▸ Yazılı görev 1:
Aşağıdaki ifadelerin liderlerle ilgili yazıya uyup uymadığını belirtin. (a) Yazar, Erdoğan'ın suçlu olmadığını söylese toplumun yarısının buna tepki göstereceğini düşünüyor. (b) Yazar, Bahçeli'yi hep sert bir çizgide duran biri olarak anlatıyor. (c) Yazara göre insanların aklına kendi nefislerine bakmak gelir. Her ifade için evet ya da hayır deyin ve yazıdan belirleyici sözleri aynen alıntılayın.
▸ Yazılı görev 2:
Liderlerle ilgili yazıyı kaldığı yerden devam ettirerek yazın.

▸ Verilen metin:
━━━━

Liderlerin Günahı Yok…

“Vallahi yaşadığımız şu toplumsal gerilimin, millet olarak başımıza gelen bela ve musibetlerin müsebbibi Başbakan Erdoğan değildir” desem toplumun yüzde ellisi ayağa fırlar. “Zavallı Kılıçdaroğlu hiç değildir” desem bu kere berikiler feveran edecekler.

“Hele hele, kendince hep ılımlı kalmaya çalışan Devlet Bahçeli veya tilka-i nefsinden konuşma hakkı bile bulunmayan Selahattin Demirtaş nerede ise masumdurlar” desem iyice zıvanadan çıkacak, bana ağız dolusu küfürler edeceksiniz, biliyorum.

Biliyorum ama gerçek de budur. Siz inanmazsınız. Suçu ila da şuna buna atma alışkanlığımız var çünkü. Kendi nefsinize bakmak aklımıza gelmez. Zaten bu halimiz değil mi ki, bu öfkeden ve fitneden başka bir şey üretmeyen lider müsveddelerini başımıza sardıran?

━━━━

▸ Kayıt alıntıları:
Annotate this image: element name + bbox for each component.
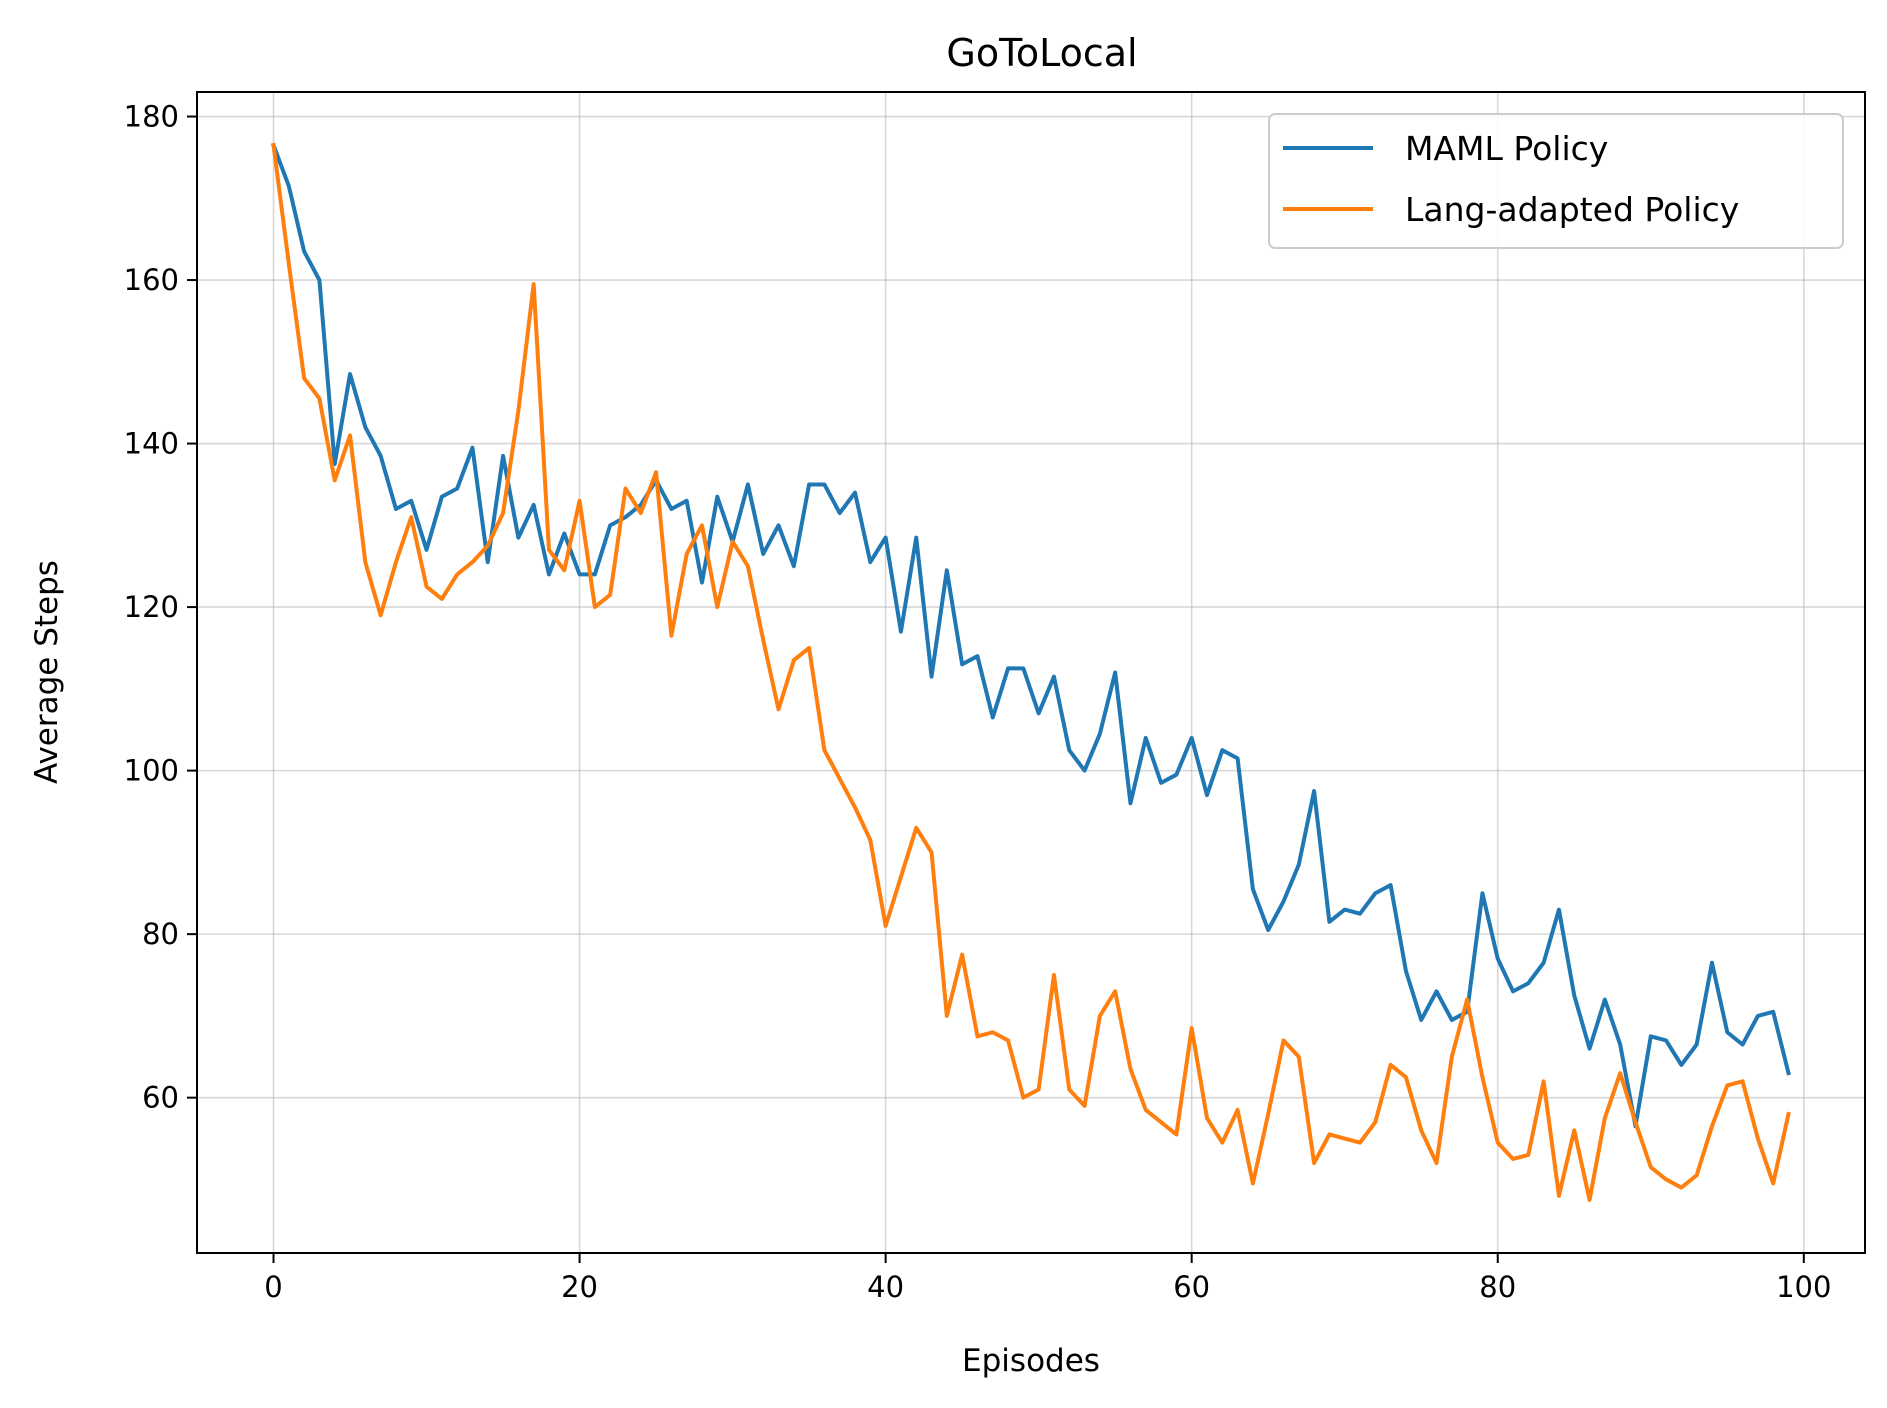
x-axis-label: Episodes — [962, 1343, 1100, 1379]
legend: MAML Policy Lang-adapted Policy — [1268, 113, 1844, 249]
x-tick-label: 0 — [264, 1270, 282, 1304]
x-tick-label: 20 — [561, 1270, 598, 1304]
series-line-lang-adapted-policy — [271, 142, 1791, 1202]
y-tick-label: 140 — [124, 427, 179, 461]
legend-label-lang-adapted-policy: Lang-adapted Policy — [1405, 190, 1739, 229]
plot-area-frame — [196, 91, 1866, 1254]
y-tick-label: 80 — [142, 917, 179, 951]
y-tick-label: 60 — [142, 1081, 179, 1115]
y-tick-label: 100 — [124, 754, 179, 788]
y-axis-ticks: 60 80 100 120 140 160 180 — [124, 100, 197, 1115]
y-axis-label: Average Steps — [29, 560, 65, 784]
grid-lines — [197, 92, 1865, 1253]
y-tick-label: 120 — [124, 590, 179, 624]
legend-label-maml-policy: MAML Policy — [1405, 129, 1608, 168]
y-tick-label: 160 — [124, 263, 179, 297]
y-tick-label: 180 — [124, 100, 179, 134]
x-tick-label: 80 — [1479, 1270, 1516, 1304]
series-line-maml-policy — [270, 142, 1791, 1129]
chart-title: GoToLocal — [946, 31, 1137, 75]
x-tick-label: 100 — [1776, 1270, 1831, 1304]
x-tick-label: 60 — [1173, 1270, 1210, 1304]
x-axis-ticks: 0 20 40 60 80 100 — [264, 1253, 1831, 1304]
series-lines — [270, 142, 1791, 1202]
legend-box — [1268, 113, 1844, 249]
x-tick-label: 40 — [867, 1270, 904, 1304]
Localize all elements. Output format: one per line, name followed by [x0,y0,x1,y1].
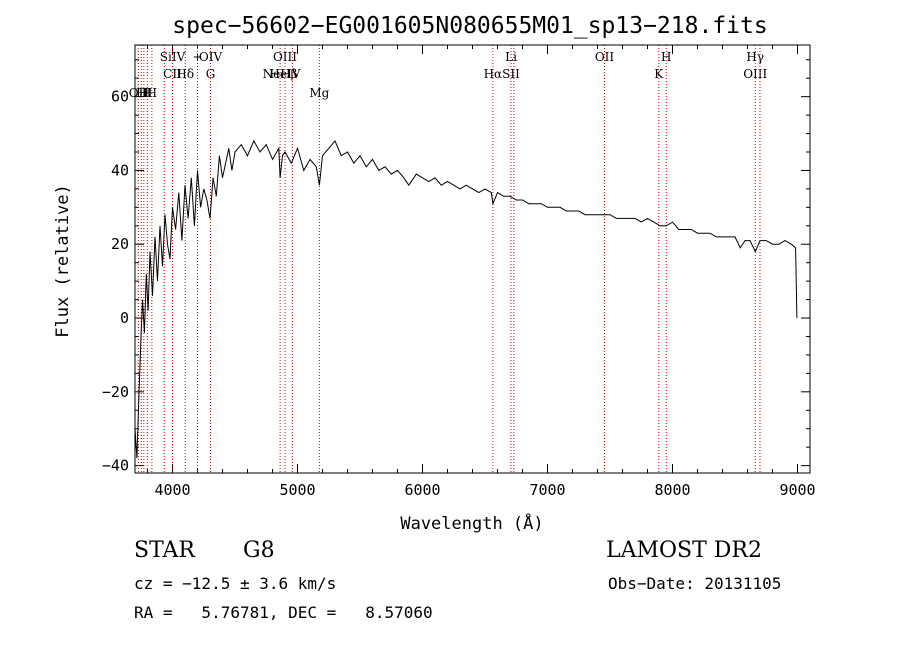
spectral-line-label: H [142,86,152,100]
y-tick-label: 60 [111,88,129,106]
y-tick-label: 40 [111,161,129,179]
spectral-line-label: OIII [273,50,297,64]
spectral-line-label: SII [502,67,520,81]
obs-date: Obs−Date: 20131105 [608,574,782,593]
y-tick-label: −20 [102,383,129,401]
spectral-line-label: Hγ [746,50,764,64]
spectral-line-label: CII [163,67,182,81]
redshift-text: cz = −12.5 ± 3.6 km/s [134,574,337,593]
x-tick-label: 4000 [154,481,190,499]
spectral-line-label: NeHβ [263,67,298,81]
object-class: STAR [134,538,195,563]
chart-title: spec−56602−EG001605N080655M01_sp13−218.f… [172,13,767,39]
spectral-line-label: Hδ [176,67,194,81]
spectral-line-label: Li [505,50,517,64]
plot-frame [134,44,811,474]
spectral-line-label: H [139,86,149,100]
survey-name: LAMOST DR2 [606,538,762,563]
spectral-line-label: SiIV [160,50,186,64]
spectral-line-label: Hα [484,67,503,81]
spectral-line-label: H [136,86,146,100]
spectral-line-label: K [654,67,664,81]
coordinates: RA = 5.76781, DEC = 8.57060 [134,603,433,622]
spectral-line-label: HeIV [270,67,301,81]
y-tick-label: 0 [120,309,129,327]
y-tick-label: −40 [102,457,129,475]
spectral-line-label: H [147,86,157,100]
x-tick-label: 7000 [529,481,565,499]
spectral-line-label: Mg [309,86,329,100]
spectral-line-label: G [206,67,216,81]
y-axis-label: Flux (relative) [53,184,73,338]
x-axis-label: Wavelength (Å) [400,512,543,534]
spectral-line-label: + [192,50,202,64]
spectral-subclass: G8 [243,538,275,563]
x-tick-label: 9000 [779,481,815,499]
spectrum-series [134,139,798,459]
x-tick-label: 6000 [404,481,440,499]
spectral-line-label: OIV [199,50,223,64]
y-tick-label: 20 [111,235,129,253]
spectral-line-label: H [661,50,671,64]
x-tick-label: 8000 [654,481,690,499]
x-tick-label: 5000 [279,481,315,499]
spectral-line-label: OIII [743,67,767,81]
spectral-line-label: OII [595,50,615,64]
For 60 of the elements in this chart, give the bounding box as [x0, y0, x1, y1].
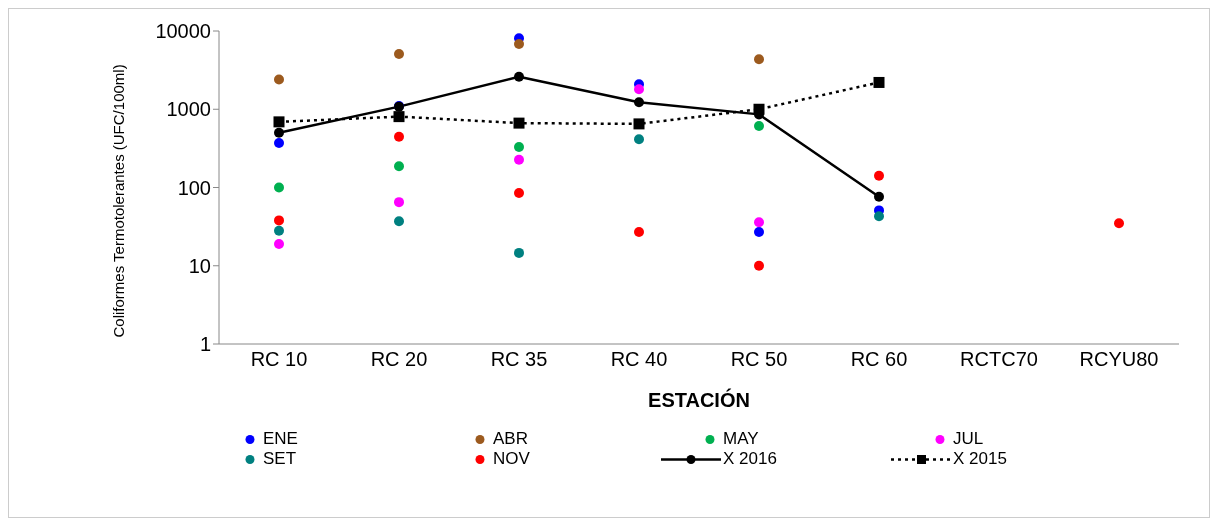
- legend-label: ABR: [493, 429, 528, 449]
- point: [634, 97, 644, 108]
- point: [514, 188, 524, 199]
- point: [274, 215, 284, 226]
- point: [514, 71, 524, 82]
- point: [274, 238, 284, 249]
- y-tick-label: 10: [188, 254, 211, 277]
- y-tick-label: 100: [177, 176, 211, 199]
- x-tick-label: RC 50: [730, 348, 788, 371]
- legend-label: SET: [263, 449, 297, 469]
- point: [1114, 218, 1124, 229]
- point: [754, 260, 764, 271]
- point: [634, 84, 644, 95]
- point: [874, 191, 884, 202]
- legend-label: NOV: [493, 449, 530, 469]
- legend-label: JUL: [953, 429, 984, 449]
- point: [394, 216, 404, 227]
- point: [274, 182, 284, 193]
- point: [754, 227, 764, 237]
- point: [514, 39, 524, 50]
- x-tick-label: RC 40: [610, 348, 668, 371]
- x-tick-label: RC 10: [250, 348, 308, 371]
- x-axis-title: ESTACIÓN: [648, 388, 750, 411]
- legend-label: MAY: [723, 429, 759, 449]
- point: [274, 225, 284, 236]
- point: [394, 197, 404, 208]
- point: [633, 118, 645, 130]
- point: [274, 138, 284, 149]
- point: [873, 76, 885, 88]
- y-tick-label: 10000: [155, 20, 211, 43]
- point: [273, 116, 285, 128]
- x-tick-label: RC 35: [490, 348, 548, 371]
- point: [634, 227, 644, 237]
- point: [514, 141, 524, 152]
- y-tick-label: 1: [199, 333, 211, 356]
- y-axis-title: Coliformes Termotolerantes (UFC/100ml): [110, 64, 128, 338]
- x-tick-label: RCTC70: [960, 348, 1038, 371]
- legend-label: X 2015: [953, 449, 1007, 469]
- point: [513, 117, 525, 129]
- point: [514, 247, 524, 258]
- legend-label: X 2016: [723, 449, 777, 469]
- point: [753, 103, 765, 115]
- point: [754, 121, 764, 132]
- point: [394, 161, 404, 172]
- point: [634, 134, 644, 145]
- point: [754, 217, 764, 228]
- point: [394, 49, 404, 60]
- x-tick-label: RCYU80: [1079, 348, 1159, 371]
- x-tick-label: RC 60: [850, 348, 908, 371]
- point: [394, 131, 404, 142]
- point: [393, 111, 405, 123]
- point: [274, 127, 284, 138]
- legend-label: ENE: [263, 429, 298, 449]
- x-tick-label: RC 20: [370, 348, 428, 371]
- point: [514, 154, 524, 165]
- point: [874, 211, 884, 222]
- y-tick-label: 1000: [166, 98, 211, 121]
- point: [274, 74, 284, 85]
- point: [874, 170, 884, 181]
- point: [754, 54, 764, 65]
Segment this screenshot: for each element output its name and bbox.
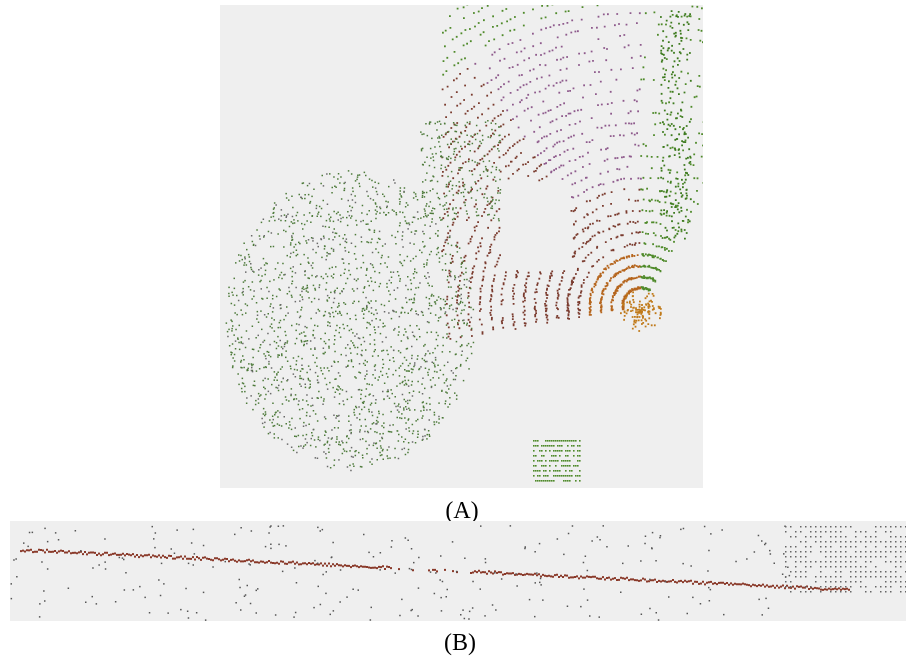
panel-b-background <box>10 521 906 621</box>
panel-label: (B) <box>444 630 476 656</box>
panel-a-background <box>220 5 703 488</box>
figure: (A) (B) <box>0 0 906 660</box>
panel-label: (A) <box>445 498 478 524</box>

━━━━

▸ Alıştırma yanıtı 1:
(a) Evet: "desem toplumun yüzde ellisi ayağa fırlar"
(b) Hayır: "kendince hep ılımlı kalmaya çalışan Devlet Bahçeli"
(c) Hayır: "Kendi nefsinize bakmak aklımıza gelmez."

▸ Alıştırma yanıtı 2:
Biz her belanın onlar yüzünden başımıza geldiğini sanıyoruz. Oysa onlar bizim yüzümüzden başımıza musallat edildiler. Çünkü ne yaptığını bilmez liderler bizatihi bir cezadır. Bela onların eliyle başımıza geliyor gibi görünse de, biz hak ettiğimiz için onlar bize musallat ediliyor.

Bunu izah eden sayısız ayet var. İşte onlardan birisi:

“Bir ülkeyi helak etmek istediğimiz zaman oranın devletlilerine (liderlerine/ileri gelenlerine) emrederiz; onlar orada kötülük işlerler. Böylece o ülke aleyhine hüküm hak olur! Artık onu yerle bir ederiz.” (İsra, 16)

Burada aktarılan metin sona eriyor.